§ **YOUR INSTRUCTIONS**
Any picture among the records should be left out, please; retype the rest exactly.

§ **ENTRIES SUPPLIED**
============

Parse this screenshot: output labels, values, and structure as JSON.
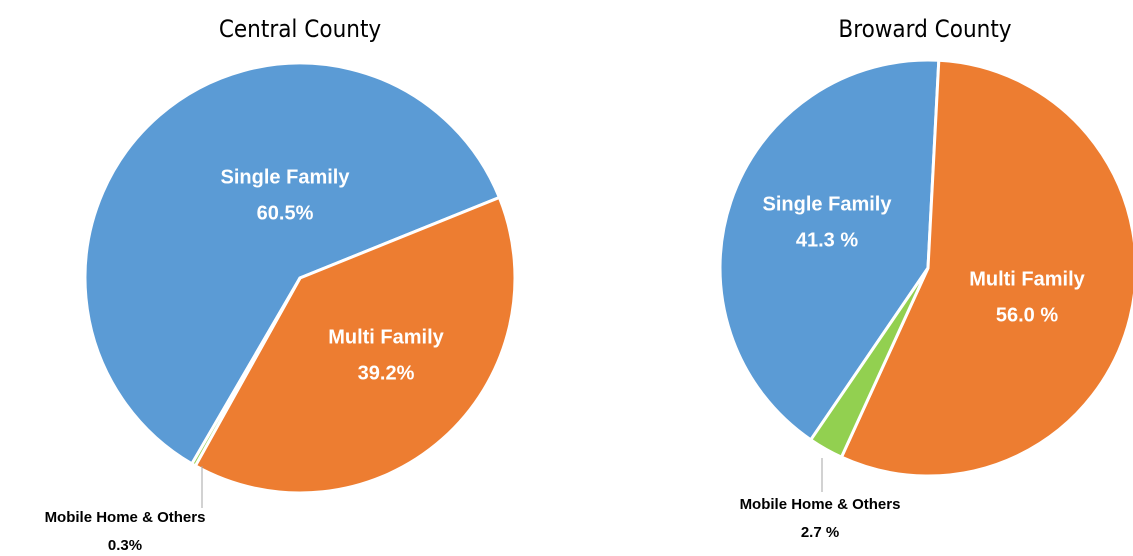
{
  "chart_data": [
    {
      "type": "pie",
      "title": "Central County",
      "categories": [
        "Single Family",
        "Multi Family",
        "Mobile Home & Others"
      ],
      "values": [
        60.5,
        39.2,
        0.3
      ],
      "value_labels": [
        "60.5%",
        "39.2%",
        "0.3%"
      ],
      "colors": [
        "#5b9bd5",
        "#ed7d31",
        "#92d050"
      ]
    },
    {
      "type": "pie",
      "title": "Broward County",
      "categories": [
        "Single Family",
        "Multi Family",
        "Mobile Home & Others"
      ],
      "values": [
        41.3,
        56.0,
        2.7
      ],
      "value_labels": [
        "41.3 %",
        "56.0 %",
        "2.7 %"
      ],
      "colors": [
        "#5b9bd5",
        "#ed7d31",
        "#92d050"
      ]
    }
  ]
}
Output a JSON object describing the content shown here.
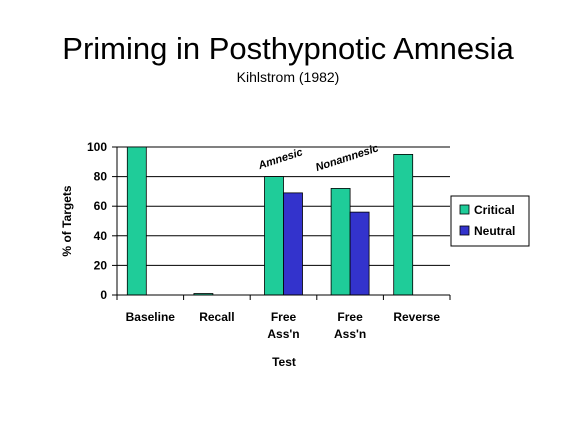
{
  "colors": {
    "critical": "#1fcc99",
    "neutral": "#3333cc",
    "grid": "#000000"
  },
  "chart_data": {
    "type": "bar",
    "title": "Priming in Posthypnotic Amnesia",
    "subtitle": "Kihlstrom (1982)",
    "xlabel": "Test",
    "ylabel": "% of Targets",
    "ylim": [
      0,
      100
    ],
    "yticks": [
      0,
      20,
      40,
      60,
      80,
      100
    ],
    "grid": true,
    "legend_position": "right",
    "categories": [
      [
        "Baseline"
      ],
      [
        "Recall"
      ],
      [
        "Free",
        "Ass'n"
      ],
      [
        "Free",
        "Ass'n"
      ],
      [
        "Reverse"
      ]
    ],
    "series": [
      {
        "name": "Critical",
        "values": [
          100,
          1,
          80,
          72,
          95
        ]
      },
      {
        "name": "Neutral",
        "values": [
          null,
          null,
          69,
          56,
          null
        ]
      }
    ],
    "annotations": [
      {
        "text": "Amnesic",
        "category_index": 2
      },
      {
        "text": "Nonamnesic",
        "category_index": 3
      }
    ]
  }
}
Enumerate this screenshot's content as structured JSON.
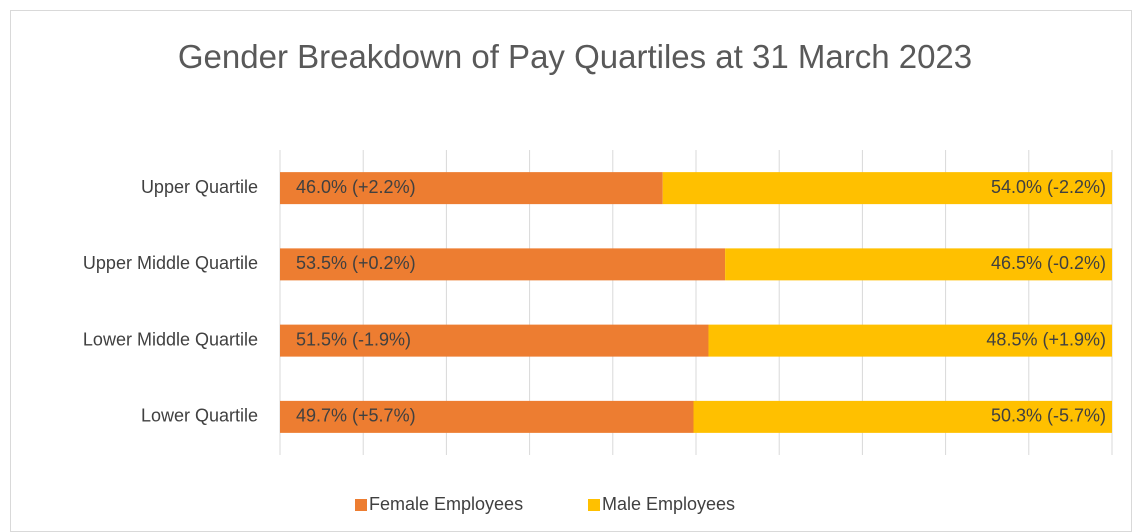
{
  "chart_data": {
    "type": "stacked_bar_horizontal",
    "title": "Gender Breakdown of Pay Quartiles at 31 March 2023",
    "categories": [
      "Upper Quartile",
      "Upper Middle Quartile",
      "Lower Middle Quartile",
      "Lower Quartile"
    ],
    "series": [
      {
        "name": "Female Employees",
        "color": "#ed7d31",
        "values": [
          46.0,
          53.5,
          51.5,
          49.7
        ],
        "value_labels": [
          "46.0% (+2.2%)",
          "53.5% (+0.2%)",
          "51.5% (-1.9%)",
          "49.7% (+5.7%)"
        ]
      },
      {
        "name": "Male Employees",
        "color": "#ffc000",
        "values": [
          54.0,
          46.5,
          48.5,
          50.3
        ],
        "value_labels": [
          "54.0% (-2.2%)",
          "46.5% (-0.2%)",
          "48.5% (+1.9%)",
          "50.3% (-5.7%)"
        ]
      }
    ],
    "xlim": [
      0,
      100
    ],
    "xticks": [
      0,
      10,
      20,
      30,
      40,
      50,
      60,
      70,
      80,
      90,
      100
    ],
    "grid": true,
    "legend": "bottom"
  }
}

============

§ **THE OUTPUT**
Parse this screenshot: output labels, values, and structure as JSON.
{
  "chart_data": [
    {
      "type": "pie",
      "title": "Central County",
      "categories": [
        "Single Family",
        "Multi Family",
        "Mobile Home & Others"
      ],
      "values": [
        60.5,
        39.2,
        0.3
      ],
      "value_labels": [
        "60.5%",
        "39.2%",
        "0.3%"
      ],
      "colors": [
        "#5b9bd5",
        "#ed7d31",
        "#92d050"
      ]
    },
    {
      "type": "pie",
      "title": "Broward County",
      "categories": [
        "Single Family",
        "Multi Family",
        "Mobile Home & Others"
      ],
      "values": [
        41.3,
        56.0,
        2.7
      ],
      "value_labels": [
        "41.3 %",
        "56.0 %",
        "2.7 %"
      ],
      "colors": [
        "#5b9bd5",
        "#ed7d31",
        "#92d050"
      ]
    }
  ]
}
Output a JSON object describing the content shown here.
{
  "colors": {
    "critical": "#1fcc99",
    "neutral": "#3333cc",
    "grid": "#000000"
  },
  "chart_data": {
    "type": "bar",
    "title": "Priming in Posthypnotic Amnesia",
    "subtitle": "Kihlstrom (1982)",
    "xlabel": "Test",
    "ylabel": "% of Targets",
    "ylim": [
      0,
      100
    ],
    "yticks": [
      0,
      20,
      40,
      60,
      80,
      100
    ],
    "grid": true,
    "legend_position": "right",
    "categories": [
      [
        "Baseline"
      ],
      [
        "Recall"
      ],
      [
        "Free",
        "Ass'n"
      ],
      [
        "Free",
        "Ass'n"
      ],
      [
        "Reverse"
      ]
    ],
    "series": [
      {
        "name": "Critical",
        "values": [
          100,
          1,
          80,
          72,
          95
        ]
      },
      {
        "name": "Neutral",
        "values": [
          null,
          null,
          69,
          56,
          null
        ]
      }
    ],
    "annotations": [
      {
        "text": "Amnesic",
        "category_index": 2
      },
      {
        "text": "Nonamnesic",
        "category_index": 3
      }
    ]
  }
}
Enumerate this screenshot's content as structured JSON.
{
  "chart_data": {
    "type": "stacked_bar_horizontal",
    "title": "Gender Breakdown of Pay Quartiles at 31 March 2023",
    "categories": [
      "Upper Quartile",
      "Upper Middle Quartile",
      "Lower Middle Quartile",
      "Lower Quartile"
    ],
    "series": [
      {
        "name": "Female Employees",
        "color": "#ed7d31",
        "values": [
          46.0,
          53.5,
          51.5,
          49.7
        ],
        "value_labels": [
          "46.0% (+2.2%)",
          "53.5% (+0.2%)",
          "51.5% (-1.9%)",
          "49.7% (+5.7%)"
        ]
      },
      {
        "name": "Male Employees",
        "color": "#ffc000",
        "values": [
          54.0,
          46.5,
          48.5,
          50.3
        ],
        "value_labels": [
          "54.0% (-2.2%)",
          "46.5% (-0.2%)",
          "48.5% (+1.9%)",
          "50.3% (-5.7%)"
        ]
      }
    ],
    "xlim": [
      0,
      100
    ],
    "xticks": [
      0,
      10,
      20,
      30,
      40,
      50,
      60,
      70,
      80,
      90,
      100
    ],
    "grid": true,
    "legend": "bottom"
  }
}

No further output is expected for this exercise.